Raw records:
%%

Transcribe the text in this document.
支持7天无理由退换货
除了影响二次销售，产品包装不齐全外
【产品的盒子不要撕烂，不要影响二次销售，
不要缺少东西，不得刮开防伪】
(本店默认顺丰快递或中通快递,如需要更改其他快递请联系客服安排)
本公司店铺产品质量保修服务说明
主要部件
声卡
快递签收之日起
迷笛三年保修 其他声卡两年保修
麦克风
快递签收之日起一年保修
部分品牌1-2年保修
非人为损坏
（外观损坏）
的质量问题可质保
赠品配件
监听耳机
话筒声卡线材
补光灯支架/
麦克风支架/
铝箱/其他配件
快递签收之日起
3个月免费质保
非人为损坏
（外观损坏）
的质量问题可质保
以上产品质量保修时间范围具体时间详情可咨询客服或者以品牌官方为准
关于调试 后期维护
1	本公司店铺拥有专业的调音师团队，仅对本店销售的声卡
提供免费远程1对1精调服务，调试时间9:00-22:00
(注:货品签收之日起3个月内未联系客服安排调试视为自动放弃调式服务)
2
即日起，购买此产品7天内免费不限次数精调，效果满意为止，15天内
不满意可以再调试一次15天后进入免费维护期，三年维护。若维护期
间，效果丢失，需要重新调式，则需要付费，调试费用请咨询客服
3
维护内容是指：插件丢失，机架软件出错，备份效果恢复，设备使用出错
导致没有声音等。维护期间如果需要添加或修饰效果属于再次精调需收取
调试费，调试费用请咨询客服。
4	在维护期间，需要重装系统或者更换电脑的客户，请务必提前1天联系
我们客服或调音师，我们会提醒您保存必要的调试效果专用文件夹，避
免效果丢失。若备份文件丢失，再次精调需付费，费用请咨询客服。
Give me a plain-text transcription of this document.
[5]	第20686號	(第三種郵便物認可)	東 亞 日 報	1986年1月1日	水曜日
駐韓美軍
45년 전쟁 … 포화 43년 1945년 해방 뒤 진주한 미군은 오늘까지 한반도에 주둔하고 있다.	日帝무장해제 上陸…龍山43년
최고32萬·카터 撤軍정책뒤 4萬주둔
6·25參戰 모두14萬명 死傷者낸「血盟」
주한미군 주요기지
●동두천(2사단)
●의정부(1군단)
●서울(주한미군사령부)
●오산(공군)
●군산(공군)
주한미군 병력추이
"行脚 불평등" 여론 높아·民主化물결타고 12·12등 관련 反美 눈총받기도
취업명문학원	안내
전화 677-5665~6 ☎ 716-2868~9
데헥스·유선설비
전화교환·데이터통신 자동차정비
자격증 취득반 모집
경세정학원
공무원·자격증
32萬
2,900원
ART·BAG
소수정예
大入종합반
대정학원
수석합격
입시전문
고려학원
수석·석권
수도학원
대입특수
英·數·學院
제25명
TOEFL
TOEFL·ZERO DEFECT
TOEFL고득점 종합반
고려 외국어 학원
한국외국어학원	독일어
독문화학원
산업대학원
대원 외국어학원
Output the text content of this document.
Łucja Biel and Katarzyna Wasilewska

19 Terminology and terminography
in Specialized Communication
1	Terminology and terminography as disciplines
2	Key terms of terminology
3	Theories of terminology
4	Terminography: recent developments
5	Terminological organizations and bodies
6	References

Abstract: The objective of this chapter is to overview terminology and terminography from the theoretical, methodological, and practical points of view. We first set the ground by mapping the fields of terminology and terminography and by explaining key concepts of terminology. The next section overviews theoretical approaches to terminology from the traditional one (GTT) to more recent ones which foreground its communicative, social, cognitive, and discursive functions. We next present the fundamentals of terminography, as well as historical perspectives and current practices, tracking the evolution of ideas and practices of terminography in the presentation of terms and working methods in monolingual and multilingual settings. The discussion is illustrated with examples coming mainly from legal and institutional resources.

%%

| INSTRUCTION |
Where a line holds the string "document", copy that line.

| SOLVED PROBLEM |
Transcribe the text in this document.
Give me a plain-text transcription of this document.
Output the text content of this document.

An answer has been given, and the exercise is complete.